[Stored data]
Begin

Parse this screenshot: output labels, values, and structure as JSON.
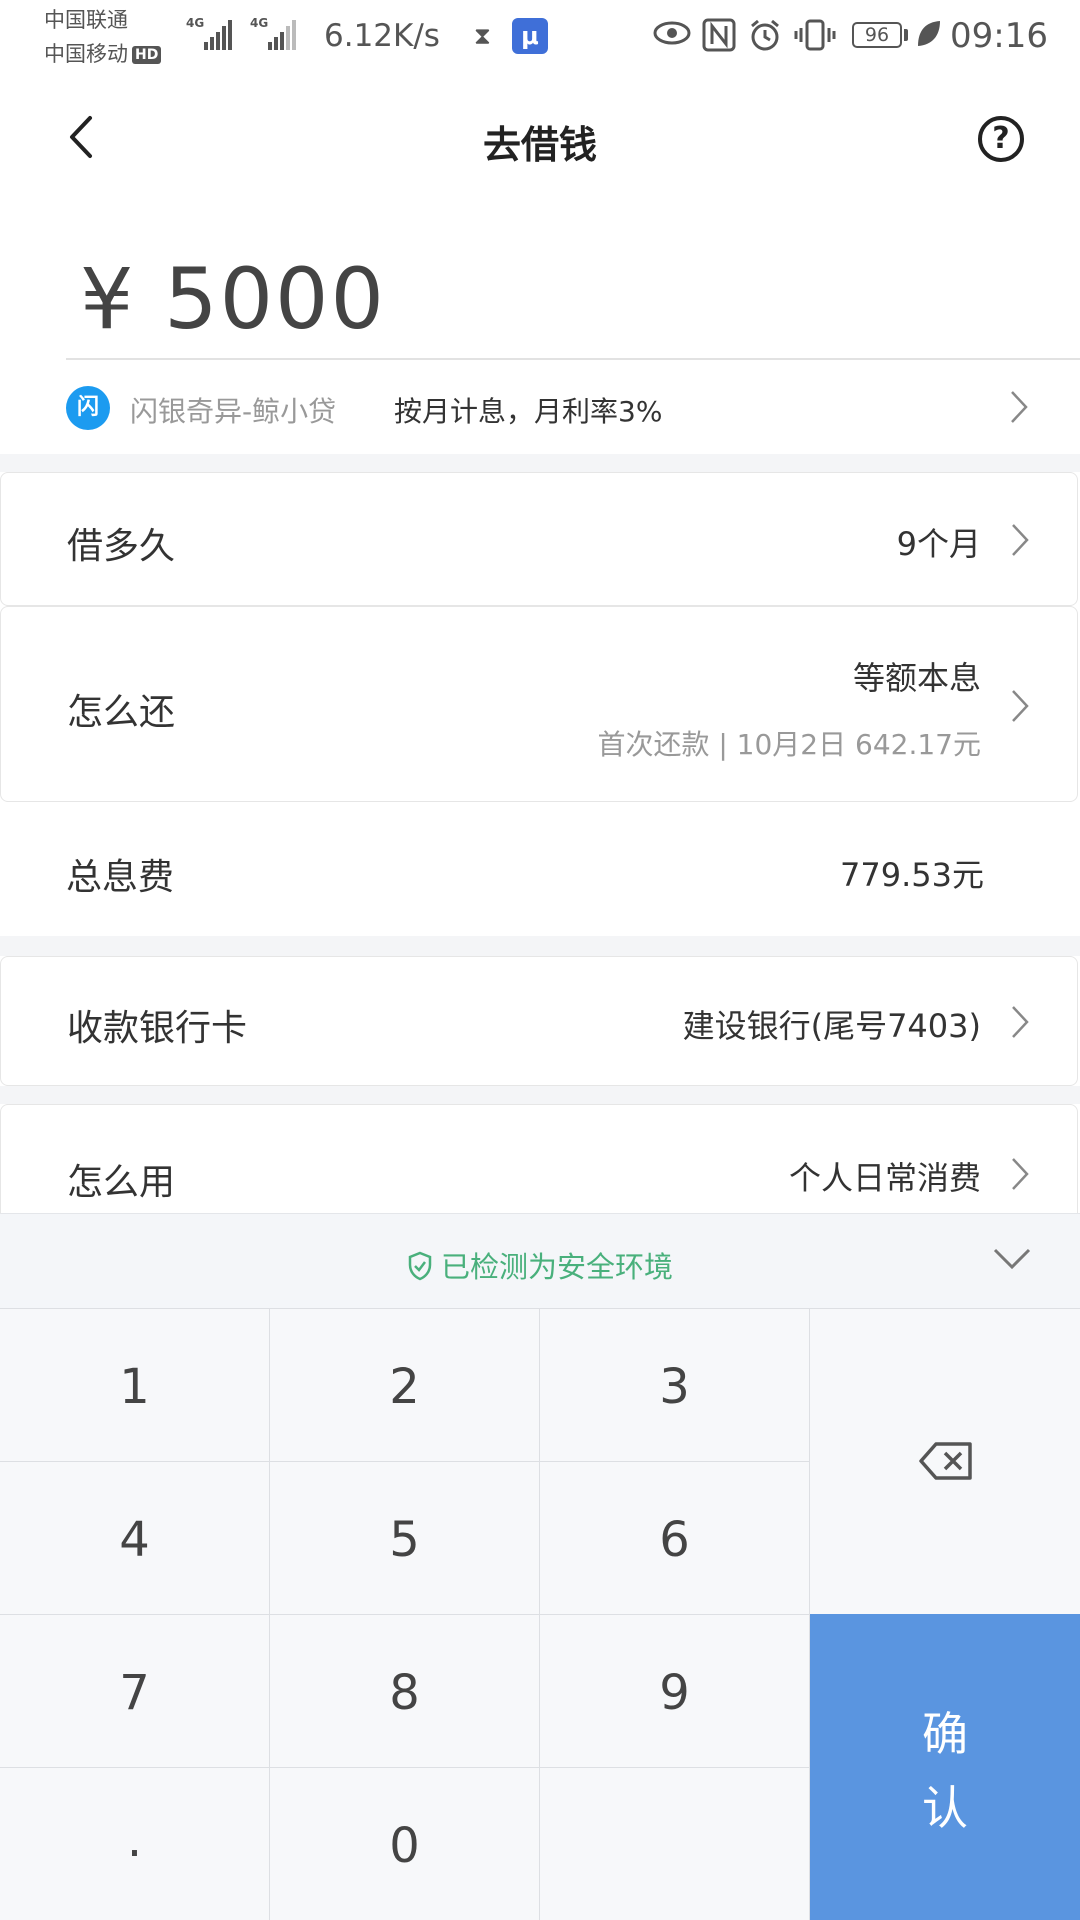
{
  "status_bar": {
    "carrier1": "中国联通",
    "carrier2": "中国移动",
    "hd_badge": "HD",
    "signal1_tag": "4G",
    "signal2_tag": "4G",
    "net_speed": "6.12K/s",
    "battery": "96",
    "time": "09:16"
  },
  "header": {
    "title": "去借钱"
  },
  "loan": {
    "amount": "¥ 5000",
    "lender_logo": "闪",
    "lender_name": "闪银奇异-鲸小贷",
    "rate_text": "按月计息，月利率3%"
  },
  "rows": {
    "duration": {
      "label": "借多久",
      "value": "9个月"
    },
    "repay": {
      "label": "怎么还",
      "value": "等额本息",
      "sub": "首次还款 | 10月2日 642.17元"
    },
    "interest": {
      "label": "总息费",
      "value": "779.53元"
    },
    "bank": {
      "label": "收款银行卡",
      "value": "建设银行(尾号7403)"
    },
    "usage": {
      "label": "怎么用",
      "value": "个人日常消费"
    }
  },
  "keyboard": {
    "secure_text": "已检测为安全环境",
    "keys": [
      "1",
      "2",
      "3",
      "4",
      "5",
      "6",
      "7",
      "8",
      "9",
      ".",
      "0"
    ],
    "confirm_line1": "确",
    "confirm_line2": "认"
  },
  "colors": {
    "confirm_bg": "#5a95e0",
    "secure_green": "#49b07c",
    "lender_logo_blue": "#1c9bf0"
  }
}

End

Directive
Reproduce every entry exactly, but omit each picture.

Final result
Parse this screenshot: output labels, values, and structure as JSON.
{
  "status_bar": {
    "carrier1": "中国联通",
    "carrier2": "中国移动",
    "hd_badge": "HD",
    "signal1_tag": "4G",
    "signal2_tag": "4G",
    "net_speed": "6.12K/s",
    "battery": "96",
    "time": "09:16"
  },
  "header": {
    "title": "去借钱"
  },
  "loan": {
    "amount": "¥ 5000",
    "lender_logo": "闪",
    "lender_name": "闪银奇异-鲸小贷",
    "rate_text": "按月计息，月利率3%"
  },
  "rows": {
    "duration": {
      "label": "借多久",
      "value": "9个月"
    },
    "repay": {
      "label": "怎么还",
      "value": "等额本息",
      "sub": "首次还款 | 10月2日 642.17元"
    },
    "interest": {
      "label": "总息费",
      "value": "779.53元"
    },
    "bank": {
      "label": "收款银行卡",
      "value": "建设银行(尾号7403)"
    },
    "usage": {
      "label": "怎么用",
      "value": "个人日常消费"
    }
  },
  "keyboard": {
    "secure_text": "已检测为安全环境",
    "keys": [
      "1",
      "2",
      "3",
      "4",
      "5",
      "6",
      "7",
      "8",
      "9",
      ".",
      "0"
    ],
    "confirm_line1": "确",
    "confirm_line2": "认"
  },
  "colors": {
    "confirm_bg": "#5a95e0",
    "secure_green": "#49b07c",
    "lender_logo_blue": "#1c9bf0"
  }
}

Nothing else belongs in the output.